**Problem statement**: In the records below, find each line containing the word "desc" and copy it.

**Recorded information**:
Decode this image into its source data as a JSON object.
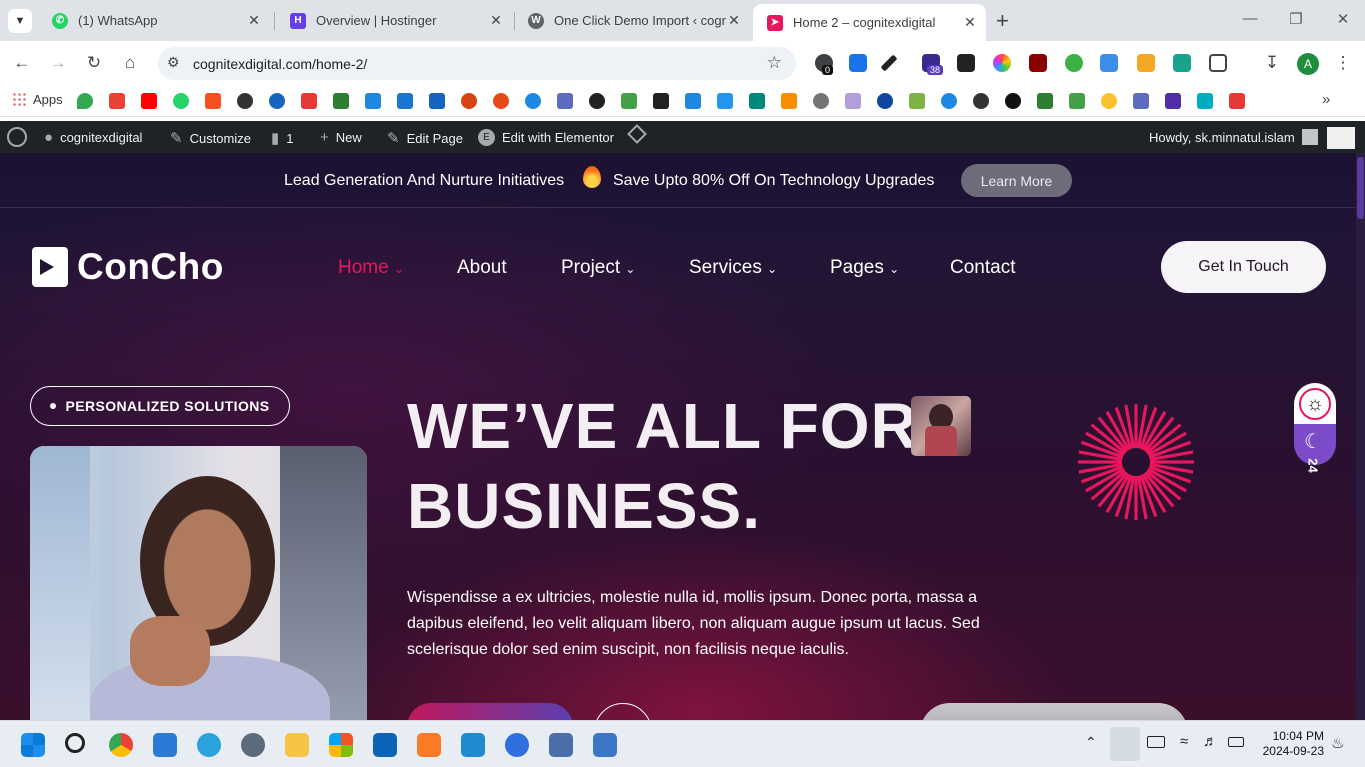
{
  "browser": {
    "tabs": [
      {
        "title": "(1) WhatsApp",
        "color": "#25d366"
      },
      {
        "title": "Overview | Hostinger",
        "color": "#673de6"
      },
      {
        "title": "One Click Demo Import ‹ cognit",
        "color": "#5f6368"
      },
      {
        "title": "Home 2 – cognitexdigital",
        "color": "#e8175d"
      }
    ],
    "active_tab": 3,
    "url": "cognitexdigital.com/home-2/",
    "bookmarks_label": "Apps",
    "ext_badge_1": "0",
    "ext_badge_2": "38"
  },
  "wp_admin": {
    "site_name": "cognitexdigital",
    "customize": "Customize",
    "comments": "1",
    "new": "New",
    "edit_page": "Edit Page",
    "edit_elementor": "Edit with Elementor",
    "howdy": "Howdy, sk.minnatul.islam"
  },
  "site": {
    "promo_left": "Lead Generation And Nurture Initiatives",
    "promo_right": "Save Upto 80% Off On Technology Upgrades",
    "learn_more": "Learn More",
    "logo": "ConCho",
    "nav": {
      "home": "Home",
      "about": "About",
      "project": "Project",
      "services": "Services",
      "pages": "Pages",
      "contact": "Contact"
    },
    "cta": "Get In Touch",
    "badge": "PERSONALIZED SOLUTIONS",
    "headline_1": "WE’VE ALL FOR",
    "headline_2": "BUSINESS.",
    "paragraph": "Wispendisse a ex ultricies, molestie nulla id, mollis ipsum. Donec porta, massa a dapibus eleifend, leo velit aliquam libero, non aliquam augue ipsum ut lacus. Sed scelerisque dolor sed enim suscipit, non facilisis neque iaculis.",
    "side_number": "24",
    "accent_color": "#e8175d"
  },
  "taskbar": {
    "time": "10:04 PM",
    "date": "2024-09-23"
  }
}
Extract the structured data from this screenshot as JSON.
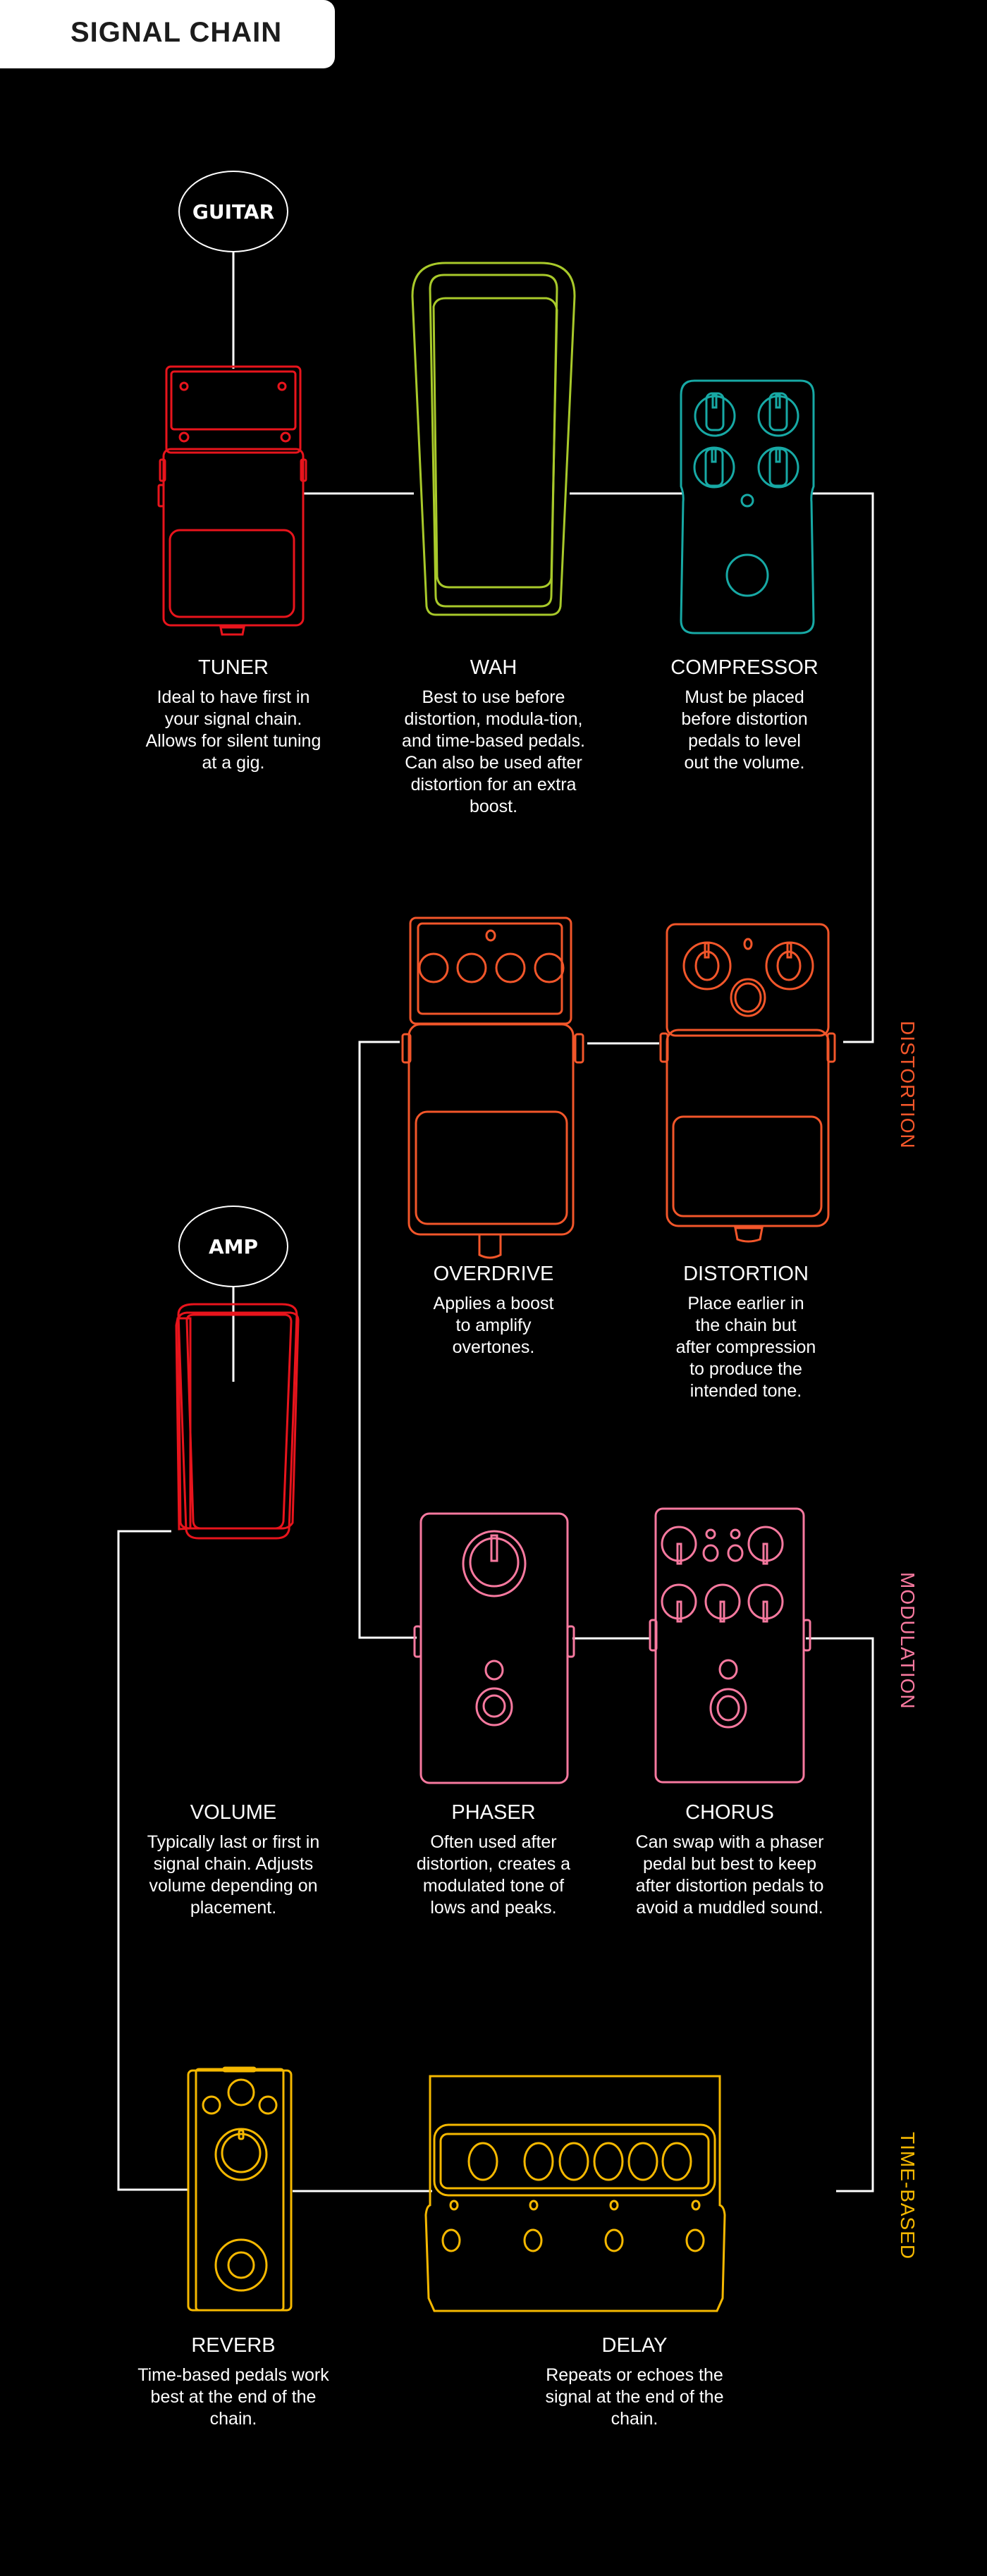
{
  "title": "SIGNAL CHAIN",
  "nodes": {
    "start": "GUITAR",
    "end": "AMP"
  },
  "colors": {
    "background": "#000000",
    "wire": "#ffffff",
    "tuner": "#e8141c",
    "wah": "#a8c92a",
    "compressor": "#17a9a5",
    "distortion_group": "#f2562a",
    "modulation_group": "#f7799f",
    "time_based_group": "#f5b800",
    "volume": "#e8141c"
  },
  "categories": {
    "distortion": "DISTORTION",
    "modulation": "MODULATION",
    "time_based": "TIME-BASED"
  },
  "pedals": {
    "tuner": {
      "name": "TUNER",
      "desc": "Ideal to have first in your signal chain. Allows for silent tuning at a gig."
    },
    "wah": {
      "name": "WAH",
      "desc": "Best to use before distortion, modula-tion, and time-based pedals. Can also be used after distortion for an extra boost."
    },
    "compressor": {
      "name": "COMPRESSOR",
      "desc": "Must be placed before distortion pedals to level out the volume."
    },
    "overdrive": {
      "name": "OVERDRIVE",
      "desc": "Applies a boost to amplify overtones."
    },
    "distortion": {
      "name": "DISTORTION",
      "desc": "Place earlier in the chain but after compression to produce the intended tone."
    },
    "volume": {
      "name": "VOLUME",
      "desc": "Typically last or first in signal chain. Adjusts volume depending on placement."
    },
    "phaser": {
      "name": "PHASER",
      "desc": "Often used after distortion, creates a modulated tone of lows and peaks."
    },
    "chorus": {
      "name": "CHORUS",
      "desc": "Can swap with a phaser pedal but best to keep after distortion pedals to avoid a muddled sound."
    },
    "reverb": {
      "name": "REVERB",
      "desc": "Time-based pedals work best at the end of the chain."
    },
    "delay": {
      "name": "DELAY",
      "desc": "Repeats or echoes the signal at the end of the chain."
    }
  },
  "chain_order": [
    "GUITAR",
    "TUNER",
    "WAH",
    "COMPRESSOR",
    "DISTORTION",
    "OVERDRIVE",
    "PHASER",
    "CHORUS",
    "DELAY",
    "REVERB",
    "VOLUME",
    "AMP"
  ]
}
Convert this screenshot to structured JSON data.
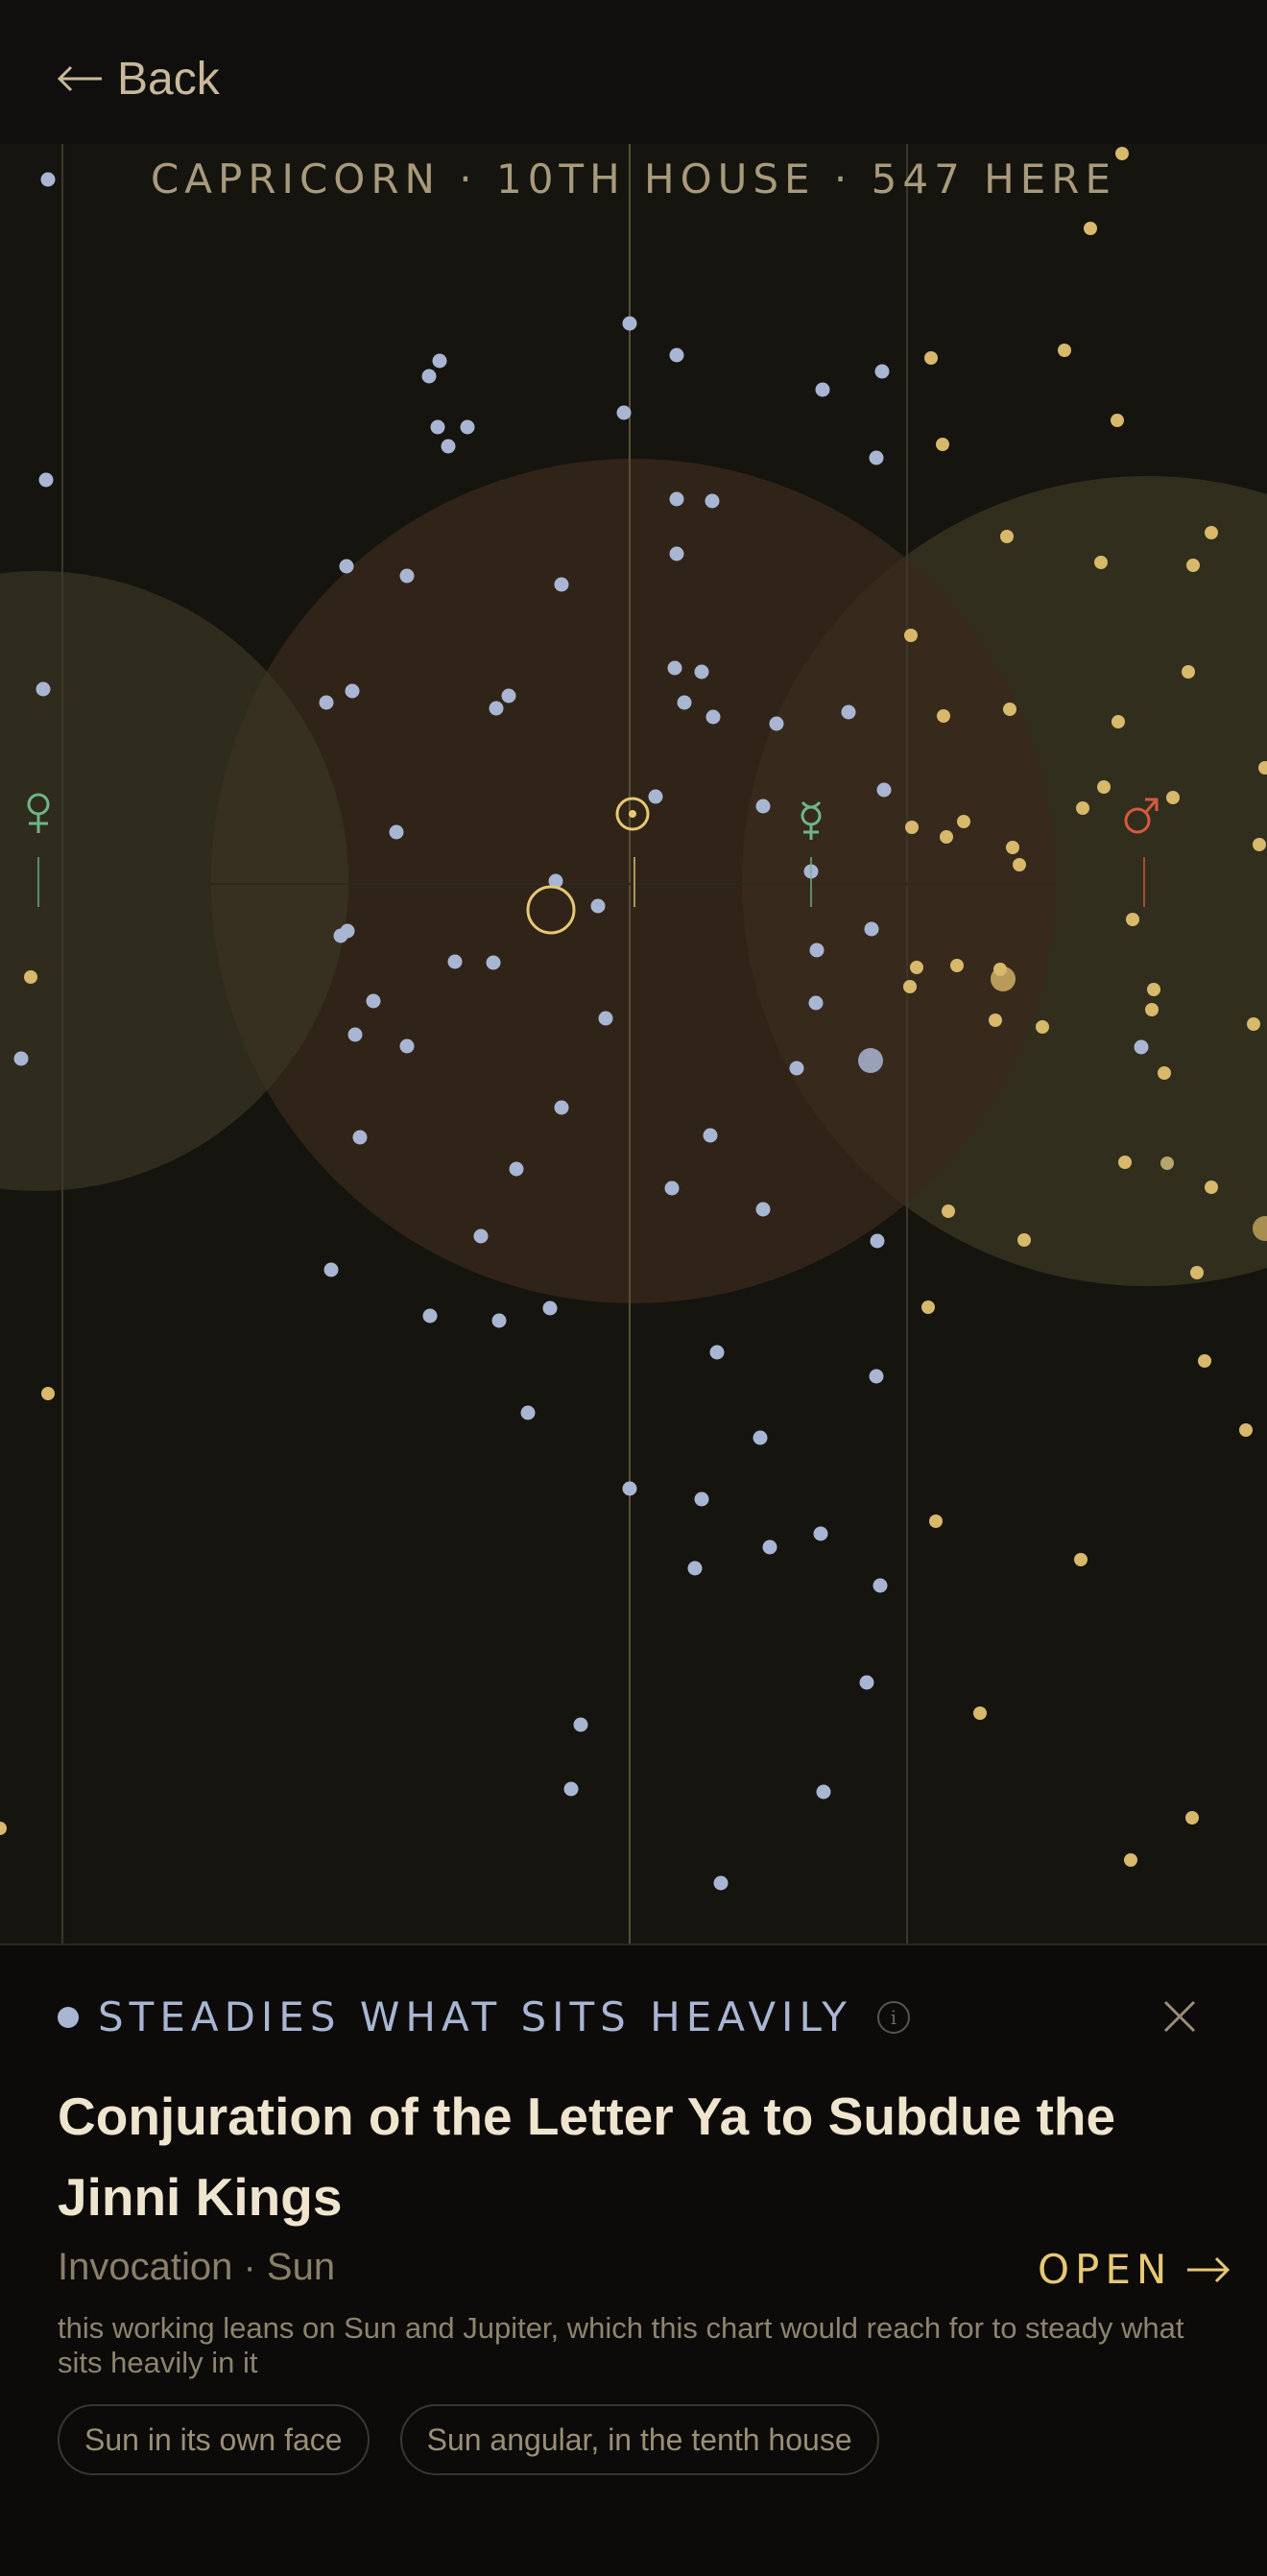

**Final result**:
      "desc": "Ideal to have first in your signal chain. Allows for silent tuning at a gig."
      "desc": "Best to use before distortion, modula-tion, and time-based pedals. Can also be used after distortion for an extra boost."
      "desc": "Must be placed before distortion pedals to level out the volume."
      "desc": "Applies a boost to amplify overtones."
      "desc": "Place earlier in the chain but after compression to produce the intended tone."
      "desc": "Typically last or first in signal chain. Adjusts volume depending on placement."
      "desc": "Often used after distortion, creates a modulated tone of lows and peaks."
      "desc": "Can swap with a phaser pedal but best to keep after distortion pedals to avoid a muddled sound."
      "desc": "Time-based pedals work best at the end of the chain."
      "desc": "Repeats or echoes the signal at the end of the chain."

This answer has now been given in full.